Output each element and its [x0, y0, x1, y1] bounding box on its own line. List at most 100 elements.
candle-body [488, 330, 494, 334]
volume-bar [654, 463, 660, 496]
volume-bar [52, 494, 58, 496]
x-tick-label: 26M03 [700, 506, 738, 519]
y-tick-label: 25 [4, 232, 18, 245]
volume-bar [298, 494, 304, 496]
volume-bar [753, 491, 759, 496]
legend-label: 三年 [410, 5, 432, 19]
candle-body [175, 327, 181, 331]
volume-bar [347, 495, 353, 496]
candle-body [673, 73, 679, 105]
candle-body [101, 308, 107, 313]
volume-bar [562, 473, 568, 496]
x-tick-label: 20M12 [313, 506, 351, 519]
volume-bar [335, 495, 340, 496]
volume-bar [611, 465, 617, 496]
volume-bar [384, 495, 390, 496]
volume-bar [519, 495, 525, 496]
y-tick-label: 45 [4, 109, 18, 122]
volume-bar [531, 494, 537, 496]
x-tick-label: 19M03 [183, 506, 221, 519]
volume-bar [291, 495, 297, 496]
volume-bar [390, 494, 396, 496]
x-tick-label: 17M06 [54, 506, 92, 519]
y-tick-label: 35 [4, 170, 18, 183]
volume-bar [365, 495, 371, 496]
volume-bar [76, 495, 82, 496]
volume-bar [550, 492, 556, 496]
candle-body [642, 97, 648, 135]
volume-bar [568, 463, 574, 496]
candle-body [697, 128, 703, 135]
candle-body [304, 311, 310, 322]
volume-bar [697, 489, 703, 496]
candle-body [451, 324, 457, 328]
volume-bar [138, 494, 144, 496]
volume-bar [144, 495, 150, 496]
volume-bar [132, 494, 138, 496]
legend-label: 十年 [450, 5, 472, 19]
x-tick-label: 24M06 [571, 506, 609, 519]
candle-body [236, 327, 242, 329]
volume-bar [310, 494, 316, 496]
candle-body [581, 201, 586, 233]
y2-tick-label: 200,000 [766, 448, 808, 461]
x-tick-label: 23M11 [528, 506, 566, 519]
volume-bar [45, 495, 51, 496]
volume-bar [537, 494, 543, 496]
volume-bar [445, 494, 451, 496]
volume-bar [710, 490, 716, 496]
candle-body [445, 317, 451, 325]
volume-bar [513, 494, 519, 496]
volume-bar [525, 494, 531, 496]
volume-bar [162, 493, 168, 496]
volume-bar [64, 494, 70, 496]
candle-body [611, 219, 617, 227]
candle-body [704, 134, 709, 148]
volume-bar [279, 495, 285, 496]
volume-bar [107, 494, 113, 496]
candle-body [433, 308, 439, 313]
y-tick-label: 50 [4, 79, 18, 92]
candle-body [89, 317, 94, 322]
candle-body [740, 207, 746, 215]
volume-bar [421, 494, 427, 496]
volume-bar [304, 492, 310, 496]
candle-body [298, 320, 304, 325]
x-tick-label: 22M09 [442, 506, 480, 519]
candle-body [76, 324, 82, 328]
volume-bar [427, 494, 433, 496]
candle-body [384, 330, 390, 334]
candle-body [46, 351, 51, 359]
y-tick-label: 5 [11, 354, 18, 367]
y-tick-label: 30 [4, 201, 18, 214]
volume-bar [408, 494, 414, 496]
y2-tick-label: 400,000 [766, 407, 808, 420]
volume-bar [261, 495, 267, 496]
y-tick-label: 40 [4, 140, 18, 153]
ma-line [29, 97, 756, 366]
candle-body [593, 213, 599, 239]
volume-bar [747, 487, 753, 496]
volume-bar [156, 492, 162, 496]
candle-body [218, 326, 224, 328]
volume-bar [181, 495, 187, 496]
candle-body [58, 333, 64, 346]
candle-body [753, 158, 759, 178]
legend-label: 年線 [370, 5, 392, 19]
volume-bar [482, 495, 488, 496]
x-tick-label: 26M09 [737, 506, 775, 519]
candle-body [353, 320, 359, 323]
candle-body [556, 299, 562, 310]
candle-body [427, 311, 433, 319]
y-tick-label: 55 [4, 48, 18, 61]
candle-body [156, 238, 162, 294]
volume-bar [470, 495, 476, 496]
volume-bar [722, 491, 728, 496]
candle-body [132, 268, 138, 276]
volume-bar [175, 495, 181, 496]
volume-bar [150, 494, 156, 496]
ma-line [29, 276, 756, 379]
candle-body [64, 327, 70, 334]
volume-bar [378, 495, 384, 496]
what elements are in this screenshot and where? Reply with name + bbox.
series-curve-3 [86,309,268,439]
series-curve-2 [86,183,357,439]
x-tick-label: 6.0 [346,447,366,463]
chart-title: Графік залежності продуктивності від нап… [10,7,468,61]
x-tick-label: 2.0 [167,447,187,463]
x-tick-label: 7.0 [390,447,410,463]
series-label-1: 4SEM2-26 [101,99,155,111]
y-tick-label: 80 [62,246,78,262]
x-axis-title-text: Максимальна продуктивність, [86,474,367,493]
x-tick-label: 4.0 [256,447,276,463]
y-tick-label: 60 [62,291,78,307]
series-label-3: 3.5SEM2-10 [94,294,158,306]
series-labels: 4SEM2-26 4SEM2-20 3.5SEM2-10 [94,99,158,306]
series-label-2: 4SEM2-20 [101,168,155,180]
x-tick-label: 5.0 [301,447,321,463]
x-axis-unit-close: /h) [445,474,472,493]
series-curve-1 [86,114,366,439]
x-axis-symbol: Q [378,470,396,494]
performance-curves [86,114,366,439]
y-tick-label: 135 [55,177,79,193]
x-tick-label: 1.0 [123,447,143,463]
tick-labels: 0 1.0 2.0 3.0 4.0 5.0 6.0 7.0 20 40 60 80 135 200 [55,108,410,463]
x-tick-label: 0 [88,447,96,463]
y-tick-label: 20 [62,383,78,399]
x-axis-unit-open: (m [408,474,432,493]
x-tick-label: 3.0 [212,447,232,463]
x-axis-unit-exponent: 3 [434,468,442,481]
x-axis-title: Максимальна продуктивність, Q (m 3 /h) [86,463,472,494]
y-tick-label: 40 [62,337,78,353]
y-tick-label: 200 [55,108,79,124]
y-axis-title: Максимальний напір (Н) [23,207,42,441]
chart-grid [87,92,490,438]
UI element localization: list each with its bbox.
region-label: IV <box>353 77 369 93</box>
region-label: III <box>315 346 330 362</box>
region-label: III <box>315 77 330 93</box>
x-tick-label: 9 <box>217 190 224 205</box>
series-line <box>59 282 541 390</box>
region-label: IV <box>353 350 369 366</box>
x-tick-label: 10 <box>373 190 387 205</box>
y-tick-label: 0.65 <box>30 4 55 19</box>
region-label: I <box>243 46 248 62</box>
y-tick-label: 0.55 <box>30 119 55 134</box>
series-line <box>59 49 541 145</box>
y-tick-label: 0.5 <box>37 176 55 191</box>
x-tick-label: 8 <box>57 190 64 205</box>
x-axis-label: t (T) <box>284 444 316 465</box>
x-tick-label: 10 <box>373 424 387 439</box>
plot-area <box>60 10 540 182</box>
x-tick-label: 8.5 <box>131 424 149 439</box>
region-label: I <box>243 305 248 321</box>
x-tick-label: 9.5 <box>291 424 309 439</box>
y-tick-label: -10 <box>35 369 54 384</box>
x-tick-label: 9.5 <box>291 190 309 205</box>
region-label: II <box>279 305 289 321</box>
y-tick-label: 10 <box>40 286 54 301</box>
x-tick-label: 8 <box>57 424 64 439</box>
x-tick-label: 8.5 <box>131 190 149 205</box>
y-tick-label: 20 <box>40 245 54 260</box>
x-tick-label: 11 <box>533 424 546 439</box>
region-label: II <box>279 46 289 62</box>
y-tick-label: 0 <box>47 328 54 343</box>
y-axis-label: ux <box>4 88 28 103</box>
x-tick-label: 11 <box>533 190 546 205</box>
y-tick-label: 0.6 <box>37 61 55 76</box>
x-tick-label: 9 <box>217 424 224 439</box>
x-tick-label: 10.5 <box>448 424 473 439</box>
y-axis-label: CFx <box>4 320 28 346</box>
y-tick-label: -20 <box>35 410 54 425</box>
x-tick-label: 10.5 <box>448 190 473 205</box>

▸ Exercise brief: Return the lines of the records above, unchanged, starting with their very first line and stopping after the line that contains "volume-bar [519, 495, 525, 496]".

▸ Exercise output:
Output each element and its [x0, y0, x1, y1] bounding box on its own line. List at most 100 elements.
candle-body [488, 330, 494, 334]
volume-bar [654, 463, 660, 496]
volume-bar [52, 494, 58, 496]
x-tick-label: 26M03 [700, 506, 738, 519]
y-tick-label: 25 [4, 232, 18, 245]
volume-bar [298, 494, 304, 496]
volume-bar [753, 491, 759, 496]
legend-label: 三年 [410, 5, 432, 19]
candle-body [175, 327, 181, 331]
volume-bar [347, 495, 353, 496]
candle-body [673, 73, 679, 105]
candle-body [101, 308, 107, 313]
volume-bar [562, 473, 568, 496]
x-tick-label: 20M12 [313, 506, 351, 519]
volume-bar [335, 495, 340, 496]
volume-bar [611, 465, 617, 496]
volume-bar [384, 495, 390, 496]
volume-bar [519, 495, 525, 496]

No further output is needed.